=== Listed entries ===
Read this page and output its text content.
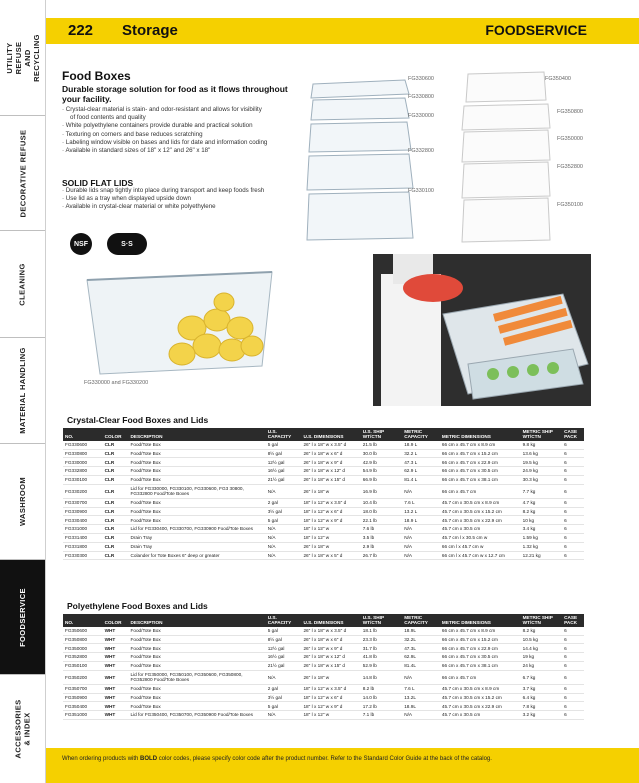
UTILITY REFUSE AND RECYCLING
DECORATIVE REFUSE
CLEANING
MATERIAL HANDLING
WASHROOM
FOODSERVICE
ACCESSORIES & INDEX
222 Storage	FOODSERVICE
Food Boxes
Durable storage solution for food as it flows throughout your facility.
· Crystal-clear material is stain- and odor-resistant and allows for visibility
of food contents and quality
· White polyethylene containers provide durable and practical solution
· Texturing on corners and base reduces scratching
· Labeling window visible on bases and lids for date and information coding
· Available in standard sizes of 18" x 12" and 26" x 18"
SOLID FLAT LIDS
· Durable lids snap tightly into place during transport and keep foods fresh
· Use lid as a tray when displayed upside down
· Available in crystal-clear material or white polyethylene
NSF	S·S
FG330600
FG330800
FG330000
FG332800
FG330100
FG350400
FG350800
FG350000
FG352800
FG350100
FG330000 and FG330200
Crystal-Clear Food Boxes and Lids
NO.	COLOR	DESCRIPTION	U.S. CAPACITY	U.S. DIMENSIONS	U.S. SHIP WT/CTN	METRIC CAPACITY	METRIC DIMENSIONS	METRIC SHIP WT/CTN	CASE PACK
FG330600	CLR	Food/Tote Box	5 gal	26" l x 18" w x 3.5" d	21.5 lb	18.9 L	66 cm x 45.7 cm x 8.9 cm	9.8 kg	6
FG330800	CLR	Food/Tote Box	8½ gal	26" l x 18" w x 6" d	30.0 lb	32.2 L	66 cm x 45.7 cm x 15.2 cm	13.6 kg	6
FG330000	CLR	Food/Tote Box	12½ gal	26" l x 18" w x 9" d	42.9 lb	47.3 L	66 cm x 45.7 cm x 22.9 cm	19.5 kg	6
FG332800	CLR	Food/Tote Box	16½ gal	26" l x 18" w x 12" d	54.9 lb	62.9 L	66 cm x 45.7 cm x 30.5 cm	24.9 kg	6
FG330100	CLR	Food/Tote Box	21½ gal	26" l x 18" w x 15" d	66.9 lb	81.4 L	66 cm x 45.7 cm x 38.1 cm	30.3 kg	6
FG330200	CLR	Lid for FG330000, FG330100, FG330600, FG3 30800, FG332800 Food/Tote Boxes	N/A	26" l x 18" w	16.9 lb	N/A	66 cm x 45.7 cm	7.7 kg	6
FG330700	CLR	Food/Tote Box	2 gal	18" l x 12" w x 3.5" d	10.4 lb	7.6 L	45.7 cm x 30.5 cm x 8.9 cm	4.7 kg	6
FG330900	CLR	Food/Tote Box	3½ gal	18" l x 12" w x 6" d	18.0 lb	13.2 L	45.7 cm x 30.5 cm x 15.2 cm	8.2 kg	6
FG330400	CLR	Food/Tote Box	5 gal	18" l x 12" w x 9" d	22.1 lb	18.9 L	45.7 cm x 30.5 cm x 22.9 cm	10 kg	6
FG331000	CLR	Lid for FG330400, FG330700, FG330900 Food/Tote Boxes	N/A	18" l x 12" w	7.6 lb	N/A	45.7 cm x 30.5 cm	3.4 kg	6
FG331400	CLR	Drain Tray	N/A	18" l x 12" w	3.5 lb	N/A	45.7 cm l x 30.5 cm w	1.59 kg	6
FG331800	CLR	Drain Tray	N/A	26" l x 18" w	2.9 lb	N/A	66 cm l x 45.7 cm w	1.32 kg	6
FG330300	CLR	Colander for Tote Boxes 6" deep or greater	N/A	26" l x 18" w x 5" d	26.7 lb	N/A	66 cm l x 45.7 cm w x 12.7 cm	12.21 kg	6
Polyethylene Food Boxes and Lids
NO.	COLOR	DESCRIPTION	U.S. CAPACITY	U.S. DIMENSIONS	U.S. SHIP WT/CTN	METRIC CAPACITY	METRIC DIMENSIONS	METRIC SHIP WT/CTN	CASE PACK
FG350600	WHT	Food/Tote Box	5 gal	26" l x 18" w x 3.5" d	18.1 lb	18.9L	66 cm x 45.7 cm x 8.9 cm	8.2 kg	6
FG350800	WHT	Food/Tote Box	8½ gal	26" l x 18" w x 6" d	23.3 lb	32.2L	66 cm x 45.7 cm x 15.2 cm	10.5 kg	6
FG350000	WHT	Food/Tote Box	12½ gal	26" l x 18" w x 9" d	31.7 lb	47.3L	66 cm x 45.7 cm x 22.9 cm	14.4 kg	6
FG352800	WHT	Food/Tote Box	16½ gal	26" l x 18" w x 12" d	41.8 lb	62.9L	66 cm x 45.7 cm x 30.5 cm	19 kg	6
FG350100	WHT	Food/Tote Box	21½ gal	26" l x 18" w x 15" d	52.9 lb	81.4L	66 cm x 45.7 cm x 38.1 cm	24 kg	6
FG350200	WHT	Lid for FG350000, FG350100, FG350600, FG350800, FG352800 Food/Tote Boxes	N/A	26" l x 18" w	14.8 lb	N/A	66 cm x 45.7 cm	6.7 kg	6
FG350700	WHT	Food/Tote Box	2 gal	18" l x 12" w x 3.5" d	8.2 lb	7.6 L	45.7 cm x 30.5 cm x 8.9 cm	3.7 kg	6
FG350900	WHT	Food/Tote Box	3½ gal	18" l x 12" w x 6" d	14.0 lb	13.2L	45.7 cm x 30.5 cm x 15.2 cm	6.4 kg	6
FG350400	WHT	Food/Tote Box	5 gal	18" l x 12" w x 9" d	17.2 lb	18.9L	45.7 cm x 30.5 cm x 22.9 cm	7.8 kg	6
FG351000	WHT	Lid for FG350400, FG350700, FG350900 Food/Tote Boxes	N/A	18" l x 12" w	7.1 lb	N/A	45.7 cm x 30.5 cm	3.2 kg	6
When ordering products with BOLD color codes, please specify color code after the product number. Refer to the Standard Color Guide at the back of the catalog.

=== Request ===
Transcribe each line above verbatim, with the pictures left out.

=== Response to this exercise ===
Read this page and output its text content.
UTILITY REFUSE AND RECYCLING
DECORATIVE REFUSE
CLEANING
MATERIAL HANDLING
WASHROOM
FOODSERVICE
ACCESSORIES & INDEX
222 Storage	FOODSERVICE
Food Boxes
Durable storage solution for food as it flows throughout your facility.
· Crystal-clear material is stain- and odor-resistant and allows for visibility
of food contents and quality
· White polyethylene containers provide durable and practical solution
· Texturing on corners and base reduces scratching
· Labeling window visible on bases and lids for date and information coding
· Available in standard sizes of 18" x 12" and 26" x 18"
SOLID FLAT LIDS
· Durable lids snap tightly into place during transport and keep foods fresh
· Use lid as a tray when displayed upside down
· Available in crystal-clear material or white polyethylene
NSF	S·S
FG330600
FG330800
FG330000
FG332800
FG330100
FG350400
FG350800
FG350000
FG352800
FG350100
FG330000 and FG330200
Crystal-Clear Food Boxes and Lids
NO.	COLOR	DESCRIPTION	U.S. CAPACITY	U.S. DIMENSIONS	U.S. SHIP WT/CTN	METRIC CAPACITY	METRIC DIMENSIONS	METRIC SHIP WT/CTN	CASE PACK
FG330600	CLR	Food/Tote Box	5 gal	26" l x 18" w x 3.5" d	21.5 lb	18.9 L	66 cm x 45.7 cm x 8.9 cm	9.8 kg	6
FG330800	CLR	Food/Tote Box	8½ gal	26" l x 18" w x 6" d	30.0 lb	32.2 L	66 cm x 45.7 cm x 15.2 cm	13.6 kg	6
FG330000	CLR	Food/Tote Box	12½ gal	26" l x 18" w x 9" d	42.9 lb	47.3 L	66 cm x 45.7 cm x 22.9 cm	19.5 kg	6
FG332800	CLR	Food/Tote Box	16½ gal	26" l x 18" w x 12" d	54.9 lb	62.9 L	66 cm x 45.7 cm x 30.5 cm	24.9 kg	6
FG330100	CLR	Food/Tote Box	21½ gal	26" l x 18" w x 15" d	66.9 lb	81.4 L	66 cm x 45.7 cm x 38.1 cm	30.3 kg	6
FG330200	CLR	Lid for FG330000, FG330100, FG330600, FG3 30800, FG332800 Food/Tote Boxes	N/A	26" l x 18" w	16.9 lb	N/A	66 cm x 45.7 cm	7.7 kg	6
FG330700	CLR	Food/Tote Box	2 gal	18" l x 12" w x 3.5" d	10.4 lb	7.6 L	45.7 cm x 30.5 cm x 8.9 cm	4.7 kg	6
FG330900	CLR	Food/Tote Box	3½ gal	18" l x 12" w x 6" d	18.0 lb	13.2 L	45.7 cm x 30.5 cm x 15.2 cm	8.2 kg	6
FG330400	CLR	Food/Tote Box	5 gal	18" l x 12" w x 9" d	22.1 lb	18.9 L	45.7 cm x 30.5 cm x 22.9 cm	10 kg	6
FG331000	CLR	Lid for FG330400, FG330700, FG330900 Food/Tote Boxes	N/A	18" l x 12" w	7.6 lb	N/A	45.7 cm x 30.5 cm	3.4 kg	6
FG331400	CLR	Drain Tray	N/A	18" l x 12" w	3.5 lb	N/A	45.7 cm l x 30.5 cm w	1.59 kg	6
FG331800	CLR	Drain Tray	N/A	26" l x 18" w	2.9 lb	N/A	66 cm l x 45.7 cm w	1.32 kg	6
FG330300	CLR	Colander for Tote Boxes 6" deep or greater	N/A	26" l x 18" w x 5" d	26.7 lb	N/A	66 cm l x 45.7 cm w x 12.7 cm	12.21 kg	6
Polyethylene Food Boxes and Lids
NO.	COLOR	DESCRIPTION	U.S. CAPACITY	U.S. DIMENSIONS	U.S. SHIP WT/CTN	METRIC CAPACITY	METRIC DIMENSIONS	METRIC SHIP WT/CTN	CASE PACK
FG350600	WHT	Food/Tote Box	5 gal	26" l x 18" w x 3.5" d	18.1 lb	18.9L	66 cm x 45.7 cm x 8.9 cm	8.2 kg	6
FG350800	WHT	Food/Tote Box	8½ gal	26" l x 18" w x 6" d	23.3 lb	32.2L	66 cm x 45.7 cm x 15.2 cm	10.5 kg	6
FG350000	WHT	Food/Tote Box	12½ gal	26" l x 18" w x 9" d	31.7 lb	47.3L	66 cm x 45.7 cm x 22.9 cm	14.4 kg	6
FG352800	WHT	Food/Tote Box	16½ gal	26" l x 18" w x 12" d	41.8 lb	62.9L	66 cm x 45.7 cm x 30.5 cm	19 kg	6
FG350100	WHT	Food/Tote Box	21½ gal	26" l x 18" w x 15" d	52.9 lb	81.4L	66 cm x 45.7 cm x 38.1 cm	24 kg	6
FG350200	WHT	Lid for FG350000, FG350100, FG350600, FG350800, FG352800 Food/Tote Boxes	N/A	26" l x 18" w	14.8 lb	N/A	66 cm x 45.7 cm	6.7 kg	6
FG350700	WHT	Food/Tote Box	2 gal	18" l x 12" w x 3.5" d	8.2 lb	7.6 L	45.7 cm x 30.5 cm x 8.9 cm	3.7 kg	6
FG350900	WHT	Food/Tote Box	3½ gal	18" l x 12" w x 6" d	14.0 lb	13.2L	45.7 cm x 30.5 cm x 15.2 cm	6.4 kg	6
FG350400	WHT	Food/Tote Box	5 gal	18" l x 12" w x 9" d	17.2 lb	18.9L	45.7 cm x 30.5 cm x 22.9 cm	7.8 kg	6
FG351000	WHT	Lid for FG350400, FG350700, FG350900 Food/Tote Boxes	N/A	18" l x 12" w	7.1 lb	N/A	45.7 cm x 30.5 cm	3.2 kg	6
When ordering products with BOLD color codes, please specify color code after the product number. Refer to the Standard Color Guide at the back of the catalog.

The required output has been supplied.